# TASK TO COMPLETE
How many lines of the material below contain the string "demand"? Case matters, and the reply should be only the number.

# GIVEN INFORMATION
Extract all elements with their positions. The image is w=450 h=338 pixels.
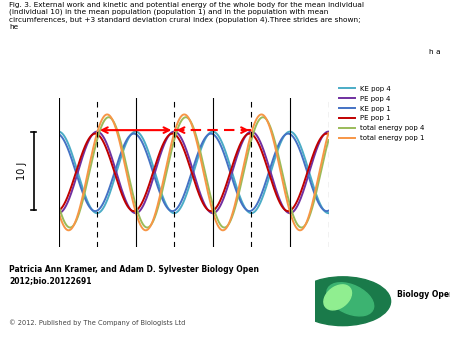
KE pop 4 [180,202,185,206]
total energy pop 1 [220,228,225,232]
total energy pop 4 [318,170,324,174]
Text: Patricia Ann Kramer, and Adam D. Sylvester Biology Open
2012;bio.20122691: Patricia Ann Kramer, and Adam D. Sylvest… [9,265,259,285]
Text: h a: h a [429,49,441,55]
KE pop 1 [56,132,61,136]
KE pop 1 [93,209,98,213]
PE pop 1 [269,178,274,182]
total energy pop 4 [180,117,185,121]
total energy pop 4 [56,203,61,207]
PE pop 4 [180,139,185,143]
Text: 10 J: 10 J [18,162,27,180]
KE pop 4 [318,203,323,207]
Circle shape [295,277,391,325]
total energy pop 4 [70,225,75,229]
PE pop 1 [180,145,185,149]
KE pop 1 [318,205,324,209]
Line: PE pop 1: PE pop 1 [58,134,328,211]
Line: KE pop 4: KE pop 4 [58,131,328,213]
KE pop 1 [326,209,331,213]
Legend: KE pop 4, PE pop 4, KE pop 1, PE pop 1, total energy pop 4, total energy pop 1: KE pop 4, PE pop 4, KE pop 1, PE pop 1, … [337,83,428,144]
KE pop 4 [318,203,324,207]
PE pop 4 [318,138,323,142]
KE pop 4 [326,211,331,215]
total energy pop 1 [104,113,110,117]
Text: Biology Open: Biology Open [397,290,450,299]
Line: KE pop 1: KE pop 1 [58,134,328,211]
KE pop 1 [180,196,185,200]
PE pop 4 [187,158,193,162]
KE pop 4 [268,169,274,173]
KE pop 1 [318,205,324,209]
KE pop 1 [70,159,75,163]
total energy pop 1 [70,226,75,230]
KE pop 4 [56,129,61,134]
KE pop 4 [70,153,75,157]
PE pop 1 [318,136,324,140]
total energy pop 1 [269,130,274,134]
PE pop 1 [93,131,98,136]
total energy pop 4 [187,118,193,122]
total energy pop 1 [187,118,193,122]
Text: © 2012. Published by The Company of Biologists Ltd: © 2012. Published by The Company of Biol… [9,319,185,326]
PE pop 1 [285,209,291,213]
PE pop 1 [318,136,324,140]
PE pop 4 [326,129,331,134]
KE pop 1 [269,163,274,167]
total energy pop 4 [106,115,111,119]
PE pop 1 [56,209,61,213]
PE pop 1 [70,182,75,186]
total energy pop 4 [269,128,274,132]
Ellipse shape [327,283,374,316]
PE pop 4 [56,211,61,215]
total energy pop 4 [222,225,227,230]
total energy pop 4 [318,170,324,174]
KE pop 4 [187,183,193,187]
Text: Fig. 3. External work and kinetic and potential energy of the whole body for the: Fig. 3. External work and kinetic and po… [9,2,364,30]
Line: total energy pop 4: total energy pop 4 [58,117,328,227]
total energy pop 1 [318,163,324,167]
PE pop 1 [326,132,331,136]
total energy pop 4 [326,138,331,142]
PE pop 4 [318,138,324,142]
total energy pop 1 [326,131,331,135]
Line: total energy pop 1: total energy pop 1 [58,115,328,230]
PE pop 4 [70,188,75,192]
total energy pop 1 [56,210,61,214]
PE pop 1 [187,165,193,169]
total energy pop 1 [318,163,324,167]
KE pop 1 [285,131,291,136]
PE pop 4 [268,172,274,176]
KE pop 1 [187,176,193,180]
total energy pop 1 [180,113,185,117]
Line: PE pop 4: PE pop 4 [58,131,328,213]
Ellipse shape [324,285,351,310]
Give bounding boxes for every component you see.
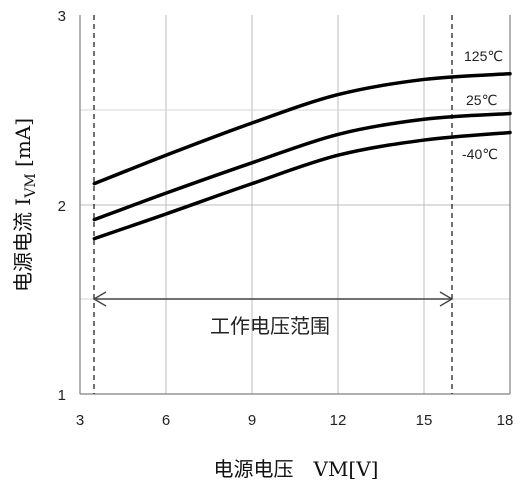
x-tick-label: 12 [330,412,347,429]
y-tick-label: 2 [58,198,66,215]
y-axis-title-unit: [mA] [11,118,35,173]
x-tick-label: 9 [248,412,256,429]
x-tick-label: 6 [162,412,170,429]
series-label-25: 25℃ [466,92,497,108]
y-axis-title-sub: VM [23,173,39,198]
y-tick-label: 3 [58,8,66,25]
series-label-125: 125℃ [464,48,503,64]
series-layer [92,71,512,241]
series-line-2 [92,130,512,241]
y-axis-title: 电源电流 IVM [mA] [11,118,39,292]
x-tick-label: 3 [76,412,84,429]
x-tick-label: 15 [416,412,433,429]
series-label-minus40: -40℃ [462,146,498,162]
operating-range-arrow [92,291,454,307]
x-axis-title: 电源电压 VM[V] [214,457,379,481]
plot-frame [79,15,511,395]
y-tick-label: 1 [58,387,66,404]
y-tick-labels: 1 2 3 [58,8,66,404]
x-tick-labels: 3 6 9 12 15 18 [76,412,514,429]
y-axis-title-main: 电源电流 I [11,198,35,292]
series-line-0 [92,71,512,186]
x-tick-label: 18 [497,412,514,429]
series-line-1 [92,111,512,222]
operating-range-label: 工作电压范围 [210,314,330,338]
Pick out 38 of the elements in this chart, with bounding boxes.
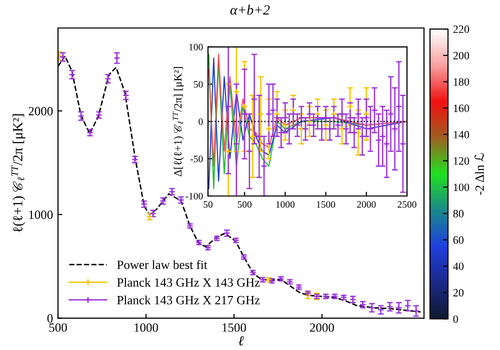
x-tick-label: 1500 (222, 323, 246, 332)
y-tick-label: 2000 (28, 106, 53, 116)
y-tick-label: 100 (189, 44, 203, 50)
color-bar-label: 200 (453, 52, 470, 60)
color-bar-label: 60 (453, 236, 464, 244)
color-bar-label: 0 (453, 315, 458, 323)
x-tick-label: 50 (204, 201, 212, 208)
color-bar-label: 20 (453, 288, 464, 296)
x-tick-label: 1000 (276, 201, 295, 208)
color-bar-label: 160 (454, 104, 470, 112)
chart-title: α+b+2 (230, 4, 270, 15)
x-tick-label: 2000 (357, 201, 376, 208)
legend-label: Planck 143 GHz X 217 GHz (117, 296, 260, 304)
y-axis-title: ℓ(ℓ+1) 𝒞$_{ℓ}$$^{TT}$/2π [μK²] (11, 114, 26, 232)
y-tick-label: -100 (186, 192, 203, 200)
x-tick-label: 2500 (398, 201, 416, 208)
color-bar-title: -2 Δln ℒ (474, 153, 484, 195)
color-bar-label: 80 (453, 210, 464, 218)
x-tick-label: 2000 (310, 323, 334, 332)
x-tick-label: 500 (49, 323, 67, 332)
legend-label: Power law best fit (117, 260, 208, 270)
color-bar-label: 100 (454, 184, 470, 192)
y-axis-title: Δ[ℓ(ℓ+1) 𝒞$_{ℓ}$$^{TT}$/2π] [μK²] (172, 67, 184, 176)
color-bar-label: 120 (454, 157, 470, 165)
y-tick-label: 1000 (29, 210, 53, 219)
color-bar-label: 180 (454, 78, 470, 86)
color-bar-label: 220 (453, 26, 470, 34)
x-tick-label: 1500 (316, 201, 336, 208)
x-tick-label: 1000 (134, 323, 158, 332)
color-bar-label: 40 (453, 262, 464, 270)
y-tick-label: 0 (198, 118, 203, 125)
y-tick-label: 0 (47, 314, 53, 323)
color-bar-label: 140 (454, 130, 470, 138)
y-tick-label: 50 (194, 81, 203, 88)
legend-label: Planck 143 GHz X 143 GHz (117, 278, 260, 287)
y-tick-label: -50 (190, 156, 203, 162)
x-axis-title: ℓ (238, 336, 244, 346)
x-tick-label: 500 (238, 201, 252, 208)
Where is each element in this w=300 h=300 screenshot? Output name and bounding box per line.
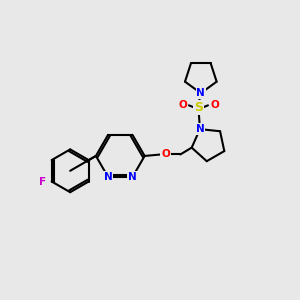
- Text: O: O: [161, 149, 170, 160]
- Text: F: F: [39, 176, 46, 187]
- Text: N: N: [196, 88, 205, 98]
- Text: S: S: [194, 101, 203, 114]
- Text: O: O: [210, 100, 219, 110]
- Text: N: N: [104, 172, 112, 182]
- Text: N: N: [196, 124, 204, 134]
- Text: O: O: [178, 100, 187, 110]
- Text: N: N: [128, 172, 137, 182]
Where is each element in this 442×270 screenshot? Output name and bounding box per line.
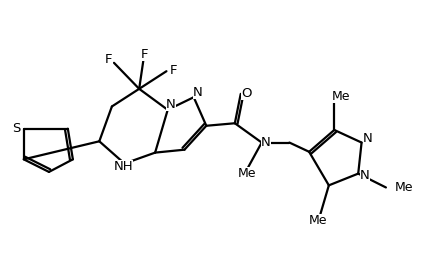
Text: N: N <box>261 136 271 149</box>
Text: Me: Me <box>395 181 414 194</box>
Text: F: F <box>141 48 148 61</box>
Text: Me: Me <box>332 90 350 103</box>
Text: N: N <box>360 169 370 182</box>
Text: Me: Me <box>309 214 328 227</box>
Text: F: F <box>169 64 177 77</box>
Text: Me: Me <box>238 167 257 180</box>
Text: N: N <box>166 98 175 111</box>
Text: S: S <box>12 122 20 135</box>
Text: N: N <box>193 86 202 99</box>
Text: O: O <box>241 87 251 100</box>
Text: N: N <box>362 132 372 145</box>
Text: NH: NH <box>114 160 133 173</box>
Text: F: F <box>105 53 113 66</box>
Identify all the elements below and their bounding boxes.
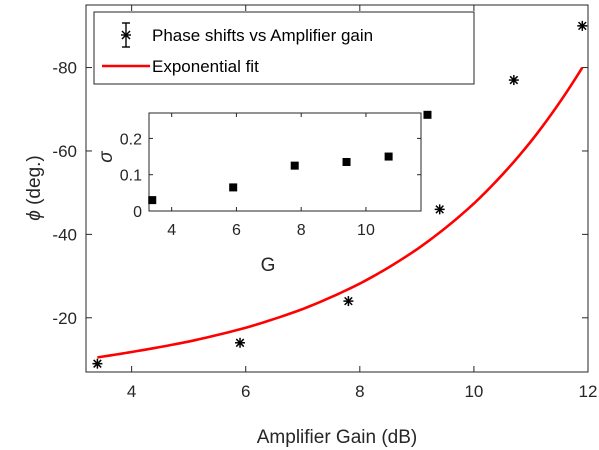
inset-data-point [229, 183, 238, 192]
y-axis-title: ϕ (deg.) [24, 155, 45, 221]
legend-label-points: Phase shifts vs Amplifier gain [152, 26, 373, 45]
data-point-stroke [509, 75, 519, 85]
data-point [508, 75, 519, 86]
x-tick-label: 10 [464, 382, 483, 401]
inset-x-ticks: 4 6 8 10 [167, 113, 375, 239]
legend-box [93, 11, 475, 85]
fit-line [97, 66, 584, 359]
y-axis-unit: (deg.) [24, 155, 45, 210]
main-x-ticks: 4 6 8 10 12 [127, 5, 598, 401]
data-point [235, 337, 246, 348]
data-point-stroke [344, 296, 353, 306]
inset-x-tick-label: 4 [167, 222, 176, 239]
legend-label-fit: Exponential fit [152, 57, 259, 76]
data-points-layer [92, 20, 588, 369]
x-axis-title: Amplifier Gain (dB) [257, 427, 418, 448]
inset-data-point [342, 158, 351, 166]
x-tick-label: 8 [355, 382, 364, 401]
y-tick-label: -60 [52, 142, 77, 161]
x-tick-label: 4 [127, 382, 136, 401]
data-point [434, 204, 445, 215]
inset-data-point [423, 110, 432, 119]
data-point-stroke [93, 359, 102, 368]
inset-y-tick-label: 0.2 [120, 131, 142, 148]
data-point [343, 296, 354, 307]
y-tick-label: -80 [52, 59, 77, 78]
data-point-stroke [578, 21, 587, 31]
inset-data-point [290, 161, 299, 170]
y-axis-symbol: ϕ [24, 210, 45, 221]
inset-x-axis-title: G [261, 255, 276, 276]
inset-points-layer [148, 110, 432, 205]
y-tick-label: -40 [52, 225, 77, 244]
inset-x-tick-label: 10 [357, 222, 375, 239]
inset-y-ticks: 0 0.1 0.2 [120, 131, 421, 221]
x-tick-label: 12 [579, 382, 598, 401]
fit-line-layer [97, 66, 584, 359]
inset-x-tick-label: 6 [232, 222, 241, 239]
data-point-stroke [435, 205, 444, 214]
data-point [92, 358, 103, 369]
inset-data-point [384, 152, 393, 161]
legend-marker-errorbar [121, 22, 131, 48]
inset-y-tick-label: 0.1 [120, 168, 142, 185]
data-point [577, 20, 588, 31]
inset-x-tick-label: 8 [297, 222, 306, 239]
data-point-stroke [235, 338, 245, 348]
inset-y-tick-label: 0 [133, 204, 142, 221]
x-tick-label: 6 [241, 382, 250, 401]
y-tick-label: -20 [52, 309, 77, 328]
inset-plot: 4 6 8 10 0 0.1 0.2 G σ [96, 110, 432, 276]
inset-data-point [148, 196, 157, 205]
legend: Phase shifts vs Amplifier gain Exponenti… [93, 11, 475, 85]
inset-y-axis-title: σ [96, 150, 117, 163]
main-y-ticks: -20 -40 -60 -80 [52, 59, 588, 328]
inset-plot-frame [148, 112, 422, 212]
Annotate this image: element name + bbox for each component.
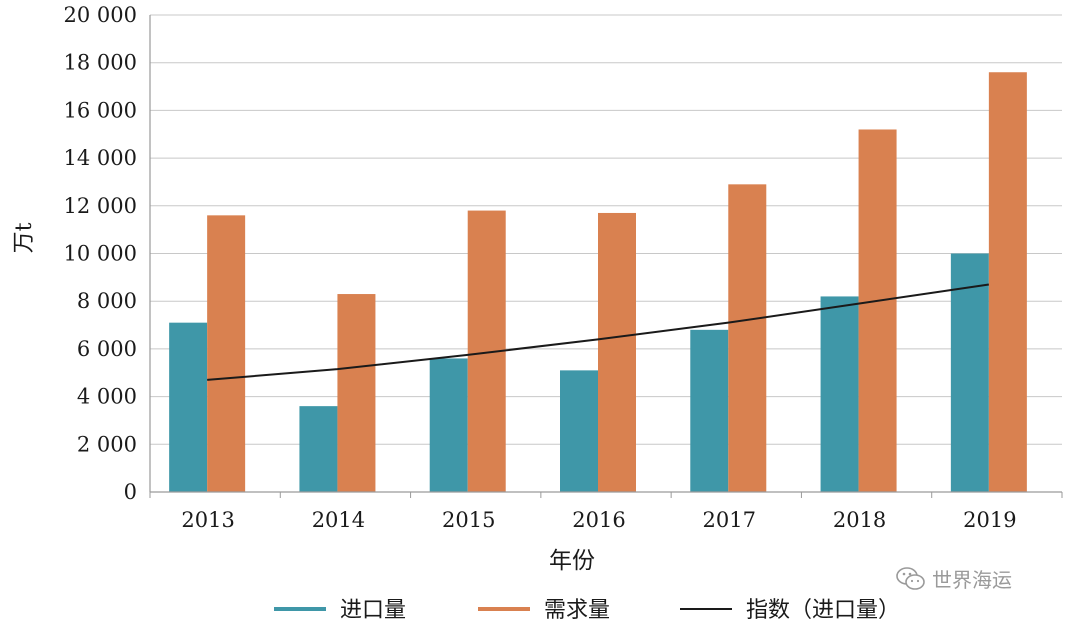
y-tick-label: 0 <box>124 480 137 504</box>
y-tick-label: 20 000 <box>64 3 137 27</box>
legend-label: 进口量 <box>340 598 406 623</box>
legend-label: 指数（进口量） <box>746 598 900 623</box>
bar-import <box>299 406 338 492</box>
bar-demand <box>858 129 897 493</box>
legend-label: 需求量 <box>544 598 610 623</box>
trendline <box>207 283 990 381</box>
bar-import <box>690 329 729 492</box>
x-tick-label: 2019 <box>963 508 1016 532</box>
x-tick-label: 2016 <box>572 508 625 532</box>
y-tick-label: 18 000 <box>64 51 137 75</box>
y-tick-label: 4 000 <box>77 385 137 409</box>
y-tick-label: 12 000 <box>64 194 137 218</box>
bar-demand <box>728 184 767 492</box>
axes <box>149 15 1063 498</box>
bar-import <box>169 322 208 492</box>
y-tick-label: 16 000 <box>64 98 137 122</box>
axis-labels: 0 2 000 4 000 6 000 8 000 10 000 12 000 14 000 1… <box>12 3 1017 574</box>
y-tick-label: 2 000 <box>77 432 137 456</box>
x-tick-label: 2014 <box>312 508 365 532</box>
y-tick-label: 8 000 <box>77 289 137 313</box>
bar-demand <box>207 215 246 492</box>
y-tick-label: 10 000 <box>64 242 137 266</box>
x-tick-label: 2018 <box>833 508 886 532</box>
watermark-text: 世界海运 <box>932 568 1012 592</box>
bar-import <box>429 358 468 492</box>
wechat-icon <box>896 566 925 590</box>
trendline-layer <box>207 283 990 381</box>
bar-demand <box>598 212 636 492</box>
x-tick-label: 2015 <box>442 508 495 532</box>
bar-import <box>820 296 859 492</box>
bar-demand <box>337 294 376 492</box>
x-tick-label: 2017 <box>703 508 756 532</box>
legend: 进口量 需求量 指数（进口量） <box>274 598 900 623</box>
bar-import <box>950 253 989 492</box>
x-axis-title: 年份 <box>549 548 595 574</box>
y-axis-title: 万t <box>12 222 37 253</box>
bar-import <box>560 370 598 492</box>
watermark: 世界海运 <box>896 564 1012 593</box>
bars <box>169 72 1027 493</box>
y-tick-label: 14 000 <box>64 146 137 170</box>
bar-demand <box>988 72 1027 493</box>
y-tick-label: 6 000 <box>77 337 137 361</box>
x-tick-label: 2013 <box>181 508 234 532</box>
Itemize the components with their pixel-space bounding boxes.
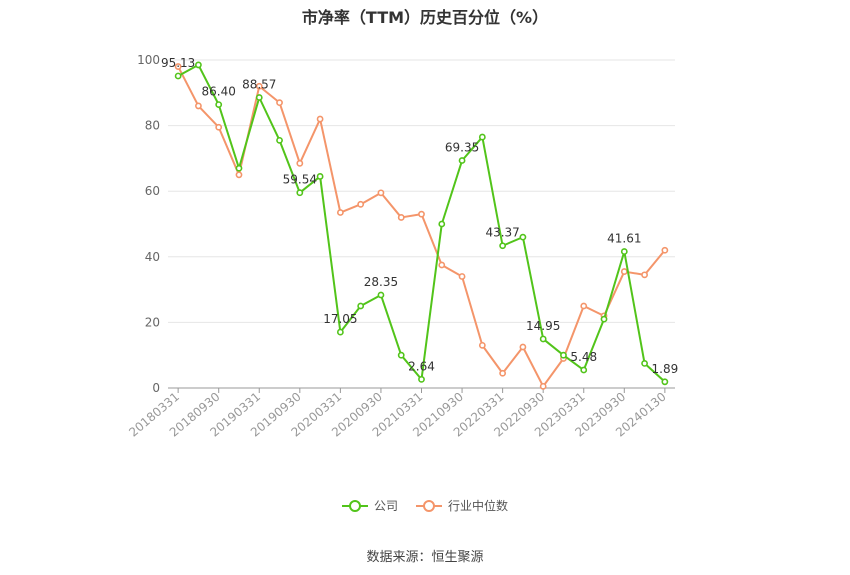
- data-point-industry: [539, 382, 547, 390]
- series-line-company: [177, 63, 666, 383]
- series-lines: [174, 61, 669, 390]
- data-point-industry: [276, 99, 283, 107]
- data-point-company: [438, 220, 446, 228]
- data-point-industry: [458, 273, 466, 280]
- legend-item-industry[interactable]: 行业中位数: [416, 497, 508, 514]
- data-point-company: [539, 335, 547, 343]
- data-point-company: [296, 189, 304, 197]
- data-point-industry: [357, 200, 365, 208]
- data-point-industry: [661, 246, 669, 254]
- axes: 0204060801002018033120180930201903312019…: [126, 53, 675, 440]
- data-point-company: [580, 366, 588, 374]
- data-point-industry: [195, 102, 202, 110]
- chart-title: 市净率（TTM）历史百分位（%）: [301, 8, 549, 27]
- data-point-industry: [397, 214, 405, 221]
- data-label: 95.13: [161, 56, 195, 70]
- y-tick-label: 80: [145, 119, 160, 133]
- data-point-company: [357, 302, 365, 310]
- grid-lines: [168, 59, 675, 389]
- data-point-industry: [336, 209, 344, 216]
- legend-label-industry: 行业中位数: [448, 499, 509, 513]
- data-label: 5.48: [570, 350, 597, 364]
- data-label: 88.57: [242, 77, 276, 91]
- data-point-company: [174, 72, 182, 80]
- legend-item-company[interactable]: 公司: [341, 497, 398, 514]
- legend-industry-marker-icon: [416, 499, 442, 512]
- data-source: 数据来源：恒生聚源: [366, 550, 484, 565]
- data-point-industry: [316, 115, 324, 123]
- data-point-industry: [255, 82, 263, 90]
- data-point-company: [519, 233, 527, 241]
- data-label: 86.40: [202, 85, 236, 99]
- data-point-company: [377, 291, 385, 299]
- data-label: 69.35: [445, 141, 479, 155]
- data-point-company: [620, 248, 628, 255]
- y-tick-label: 60: [145, 184, 160, 198]
- data-point-industry: [377, 189, 385, 197]
- data-label: 1.89: [652, 362, 679, 376]
- data-label: 14.95: [526, 319, 560, 333]
- data-labels: 95.13 86.40 88.57 59.54 17.05 28.35 2.64 69.35 4…: [161, 56, 678, 376]
- data-point-company: [195, 61, 202, 69]
- data-point-company: [499, 242, 507, 250]
- data-point-industry: [438, 261, 446, 269]
- data-label: 41.61: [607, 232, 641, 246]
- y-tick-label: 20: [145, 315, 160, 329]
- y-tick-label: 100: [137, 53, 160, 67]
- data-label: 43.37: [485, 226, 519, 240]
- data-label: 28.35: [364, 275, 398, 289]
- series-line-industry: [177, 66, 666, 388]
- data-point-company: [600, 315, 608, 323]
- data-point-industry: [641, 271, 648, 279]
- data-point-industry: [296, 159, 304, 167]
- data-point-company: [397, 351, 405, 359]
- data-point-industry: [418, 210, 425, 218]
- data-point-industry: [215, 123, 223, 131]
- data-point-company: [458, 157, 466, 164]
- data-point-company: [235, 164, 243, 172]
- data-label: 2.64: [408, 359, 435, 373]
- data-point-industry: [499, 369, 507, 377]
- y-tick-label: 0: [152, 381, 160, 395]
- data-point-company: [276, 136, 283, 144]
- data-point-company: [661, 378, 669, 386]
- data-point-company: [641, 359, 648, 367]
- data-label: 59.54: [283, 173, 317, 187]
- data-point-industry: [174, 63, 182, 70]
- data-point-company: [336, 328, 344, 336]
- legend[interactable]: 公司 行业中位数: [0, 497, 850, 514]
- data-label: 17.05: [323, 312, 357, 326]
- y-tick-label: 40: [145, 250, 160, 264]
- data-point-company: [560, 351, 567, 359]
- data-point-company: [418, 375, 425, 383]
- data-point-industry: [235, 171, 243, 179]
- data-point-company: [215, 101, 223, 109]
- data-point-company: [316, 173, 324, 180]
- legend-label-company: 公司: [373, 499, 398, 513]
- data-point-industry: [519, 343, 527, 351]
- data-point-industry: [580, 302, 588, 310]
- legend-company-marker-icon: [341, 499, 368, 512]
- data-point-company: [255, 94, 263, 101]
- data-point-industry: [478, 341, 486, 349]
- data-point-company: [478, 133, 486, 141]
- data-point-industry: [620, 268, 628, 275]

# ANSWER
6